-- Begin --

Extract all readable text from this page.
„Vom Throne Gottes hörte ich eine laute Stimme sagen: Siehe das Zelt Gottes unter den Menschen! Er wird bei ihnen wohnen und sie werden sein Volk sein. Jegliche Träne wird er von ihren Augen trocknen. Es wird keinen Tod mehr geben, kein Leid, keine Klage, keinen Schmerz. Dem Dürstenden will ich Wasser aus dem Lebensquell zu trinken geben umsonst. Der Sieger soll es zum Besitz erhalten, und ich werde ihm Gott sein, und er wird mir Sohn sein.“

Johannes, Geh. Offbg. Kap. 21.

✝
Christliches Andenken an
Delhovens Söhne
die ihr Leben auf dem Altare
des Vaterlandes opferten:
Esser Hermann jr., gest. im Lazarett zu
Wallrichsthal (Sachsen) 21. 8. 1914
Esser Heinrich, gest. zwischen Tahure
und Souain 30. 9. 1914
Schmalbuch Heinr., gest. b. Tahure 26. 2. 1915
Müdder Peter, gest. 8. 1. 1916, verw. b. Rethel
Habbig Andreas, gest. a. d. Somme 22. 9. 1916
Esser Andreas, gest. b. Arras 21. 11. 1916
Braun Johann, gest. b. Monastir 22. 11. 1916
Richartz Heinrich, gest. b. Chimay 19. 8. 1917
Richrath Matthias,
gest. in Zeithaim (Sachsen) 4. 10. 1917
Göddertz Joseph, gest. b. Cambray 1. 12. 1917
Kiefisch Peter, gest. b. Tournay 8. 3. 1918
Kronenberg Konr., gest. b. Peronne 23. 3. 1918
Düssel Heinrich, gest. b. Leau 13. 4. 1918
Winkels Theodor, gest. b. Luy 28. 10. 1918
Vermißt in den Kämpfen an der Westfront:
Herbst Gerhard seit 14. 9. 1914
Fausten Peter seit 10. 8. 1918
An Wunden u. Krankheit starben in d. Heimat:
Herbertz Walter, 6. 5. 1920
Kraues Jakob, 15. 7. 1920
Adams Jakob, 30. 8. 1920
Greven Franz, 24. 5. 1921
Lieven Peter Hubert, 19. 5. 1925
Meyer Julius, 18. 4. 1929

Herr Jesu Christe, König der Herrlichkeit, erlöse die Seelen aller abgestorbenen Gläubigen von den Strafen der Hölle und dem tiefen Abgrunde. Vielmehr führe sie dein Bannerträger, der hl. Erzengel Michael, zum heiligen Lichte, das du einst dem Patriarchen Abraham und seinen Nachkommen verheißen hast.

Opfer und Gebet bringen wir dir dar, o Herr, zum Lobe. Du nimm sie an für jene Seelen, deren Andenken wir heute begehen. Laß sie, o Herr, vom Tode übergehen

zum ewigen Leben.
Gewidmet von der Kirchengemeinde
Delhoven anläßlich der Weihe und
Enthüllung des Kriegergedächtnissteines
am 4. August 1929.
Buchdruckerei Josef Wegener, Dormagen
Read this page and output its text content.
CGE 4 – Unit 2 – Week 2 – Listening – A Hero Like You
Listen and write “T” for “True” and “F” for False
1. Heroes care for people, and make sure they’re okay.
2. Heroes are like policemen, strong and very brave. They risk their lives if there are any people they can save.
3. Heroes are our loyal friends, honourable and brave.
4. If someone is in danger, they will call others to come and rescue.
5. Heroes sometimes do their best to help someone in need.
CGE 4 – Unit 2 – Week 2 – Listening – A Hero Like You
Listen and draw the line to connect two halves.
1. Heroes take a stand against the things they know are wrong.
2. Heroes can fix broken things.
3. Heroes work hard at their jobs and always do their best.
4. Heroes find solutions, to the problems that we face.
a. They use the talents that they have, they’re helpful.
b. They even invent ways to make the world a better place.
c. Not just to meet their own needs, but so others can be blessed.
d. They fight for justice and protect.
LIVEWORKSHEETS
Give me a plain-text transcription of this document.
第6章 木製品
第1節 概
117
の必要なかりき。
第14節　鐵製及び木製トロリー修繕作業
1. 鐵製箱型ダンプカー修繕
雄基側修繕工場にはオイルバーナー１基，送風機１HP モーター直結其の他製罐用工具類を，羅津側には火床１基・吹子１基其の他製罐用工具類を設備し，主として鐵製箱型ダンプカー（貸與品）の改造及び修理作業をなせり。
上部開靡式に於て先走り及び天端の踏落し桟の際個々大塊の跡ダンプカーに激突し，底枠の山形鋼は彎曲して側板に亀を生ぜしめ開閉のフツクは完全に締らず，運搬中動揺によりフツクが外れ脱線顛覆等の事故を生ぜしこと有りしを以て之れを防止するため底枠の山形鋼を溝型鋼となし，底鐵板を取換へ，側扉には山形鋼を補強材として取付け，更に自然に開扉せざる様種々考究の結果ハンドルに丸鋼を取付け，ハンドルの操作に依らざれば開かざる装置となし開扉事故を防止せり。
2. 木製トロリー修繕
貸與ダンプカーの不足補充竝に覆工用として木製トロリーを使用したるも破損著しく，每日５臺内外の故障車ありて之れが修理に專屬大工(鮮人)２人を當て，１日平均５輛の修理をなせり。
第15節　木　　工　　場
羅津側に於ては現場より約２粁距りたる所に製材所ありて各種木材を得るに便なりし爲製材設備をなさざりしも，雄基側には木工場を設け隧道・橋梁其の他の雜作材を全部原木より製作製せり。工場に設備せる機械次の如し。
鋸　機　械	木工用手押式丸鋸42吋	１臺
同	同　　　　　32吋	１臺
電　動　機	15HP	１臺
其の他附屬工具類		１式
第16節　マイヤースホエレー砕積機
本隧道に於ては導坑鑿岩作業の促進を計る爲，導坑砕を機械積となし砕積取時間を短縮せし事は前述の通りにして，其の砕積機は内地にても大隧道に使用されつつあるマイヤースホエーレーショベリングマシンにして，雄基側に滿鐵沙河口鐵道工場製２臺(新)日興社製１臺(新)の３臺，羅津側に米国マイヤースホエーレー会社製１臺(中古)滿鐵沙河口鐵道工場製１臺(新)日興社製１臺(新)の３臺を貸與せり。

-- End --

PROBLEM DETAILS:
All of the entries should be written out again exactly.

TASK SOLUTION:
Extract all readable text from this page.
„Vom Throne Gottes hörte ich eine laute Stimme sagen: Siehe das Zelt Gottes unter den Menschen! Er wird bei ihnen wohnen und sie werden sein Volk sein. Jegliche Träne wird er von ihren Augen trocknen. Es wird keinen Tod mehr geben, kein Leid, keine Klage, keinen Schmerz. Dem Dürstenden will ich Wasser aus dem Lebensquell zu trinken geben umsonst. Der Sieger soll es zum Besitz erhalten, und ich werde ihm Gott sein, und er wird mir Sohn sein.“

Johannes, Geh. Offbg. Kap. 21.

✝
Christliches Andenken an
Delhovens Söhne
die ihr Leben auf dem Altare
des Vaterlandes opferten:
Esser Hermann jr., gest. im Lazarett zu
Wallrichsthal (Sachsen) 21. 8. 1914
Esser Heinrich, gest. zwischen Tahure
und Souain 30. 9. 1914
Schmalbuch Heinr., gest. b. Tahure 26. 2. 1915
Müdder Peter, gest. 8. 1. 1916, verw. b. Rethel
Habbig Andreas, gest. a. d. Somme 22. 9. 1916
Esser Andreas, gest. b. Arras 21. 11. 1916
Braun Johann, gest. b. Monastir 22. 11. 1916
Richartz Heinrich, gest. b. Chimay 19. 8. 1917
Richrath Matthias,
gest. in Zeithaim (Sachsen) 4. 10. 1917
Göddertz Joseph, gest. b. Cambray 1. 12. 1917
Kiefisch Peter, gest. b. Tournay 8. 3. 1918
Kronenberg Konr., gest. b. Peronne 23. 3. 1918
Düssel Heinrich, gest. b. Leau 13. 4. 1918
Winkels Theodor, gest. b. Luy 28. 10. 1918
Vermißt in den Kämpfen an der Westfront:
Herbst Gerhard seit 14. 9. 1914
Fausten Peter seit 10. 8. 1918
An Wunden u. Krankheit starben in d. Heimat:
Herbertz Walter, 6. 5. 1920
Kraues Jakob, 15. 7. 1920
Adams Jakob, 30. 8. 1920
Greven Franz, 24. 5. 1921
Lieven Peter Hubert, 19. 5. 1925
Meyer Julius, 18. 4. 1929

Herr Jesu Christe, König der Herrlichkeit, erlöse die Seelen aller abgestorbenen Gläubigen von den Strafen der Hölle und dem tiefen Abgrunde. Vielmehr führe sie dein Bannerträger, der hl. Erzengel Michael, zum heiligen Lichte, das du einst dem Patriarchen Abraham und seinen Nachkommen verheißen hast.

Opfer und Gebet bringen wir dir dar, o Herr, zum Lobe. Du nimm sie an für jene Seelen, deren Andenken wir heute begehen. Laß sie, o Herr, vom Tode übergehen

zum ewigen Leben.
Gewidmet von der Kirchengemeinde
Delhoven anläßlich der Weihe und
Enthüllung des Kriegergedächtnissteines
am 4. August 1929.
Buchdruckerei Josef Wegener, Dormagen
Read this page and output its text content.
CGE 4 – Unit 2 – Week 2 – Listening – A Hero Like You
Listen and write “T” for “True” and “F” for False
1. Heroes care for people, and make sure they’re okay.
2. Heroes are like policemen, strong and very brave. They risk their lives if there are any people they can save.
3. Heroes are our loyal friends, honourable and brave.
4. If someone is in danger, they will call others to come and rescue.
5. Heroes sometimes do their best to help someone in need.
CGE 4 – Unit 2 – Week 2 – Listening – A Hero Like You
Listen and draw the line to connect two halves.
1. Heroes take a stand against the things they know are wrong.
2. Heroes can fix broken things.
3. Heroes work hard at their jobs and always do their best.
4. Heroes find solutions, to the problems that we face.
a. They use the talents that they have, they’re helpful.
b. They even invent ways to make the world a better place.
c. Not just to meet their own needs, but so others can be blessed.
d. They fight for justice and protect.
LIVEWORKSHEETS
Give me a plain-text transcription of this document.
第6章 木製品
第1節 概
117
の必要なかりき。
第14節　鐵製及び木製トロリー修繕作業
1. 鐵製箱型ダンプカー修繕
雄基側修繕工場にはオイルバーナー１基，送風機１HP モーター直結其の他製罐用工具類を，羅津側には火床１基・吹子１基其の他製罐用工具類を設備し，主として鐵製箱型ダンプカー（貸與品）の改造及び修理作業をなせり。
上部開靡式に於て先走り及び天端の踏落し桟の際個々大塊の跡ダンプカーに激突し，底枠の山形鋼は彎曲して側板に亀を生ぜしめ開閉のフツクは完全に締らず，運搬中動揺によりフツクが外れ脱線顛覆等の事故を生ぜしこと有りしを以て之れを防止するため底枠の山形鋼を溝型鋼となし，底鐵板を取換へ，側扉には山形鋼を補強材として取付け，更に自然に開扉せざる様種々考究の結果ハンドルに丸鋼を取付け，ハンドルの操作に依らざれば開かざる装置となし開扉事故を防止せり。
2. 木製トロリー修繕
貸與ダンプカーの不足補充竝に覆工用として木製トロリーを使用したるも破損著しく，每日５臺内外の故障車ありて之れが修理に專屬大工(鮮人)２人を當て，１日平均５輛の修理をなせり。
第15節　木　　工　　場
羅津側に於ては現場より約２粁距りたる所に製材所ありて各種木材を得るに便なりし爲製材設備をなさざりしも，雄基側には木工場を設け隧道・橋梁其の他の雜作材を全部原木より製作製せり。工場に設備せる機械次の如し。
鋸　機　械	木工用手押式丸鋸42吋	１臺
同	同　　　　　32吋	１臺
電　動　機	15HP	１臺
其の他附屬工具類		１式
第16節　マイヤースホエレー砕積機
本隧道に於ては導坑鑿岩作業の促進を計る爲，導坑砕を機械積となし砕積取時間を短縮せし事は前述の通りにして，其の砕積機は内地にても大隧道に使用されつつあるマイヤースホエーレーショベリングマシンにして，雄基側に滿鐵沙河口鐵道工場製２臺(新)日興社製１臺(新)の３臺，羅津側に米国マイヤースホエーレー会社製１臺(中古)滿鐵沙河口鐵道工場製１臺(新)日興社製１臺(新)の３臺を貸與せり。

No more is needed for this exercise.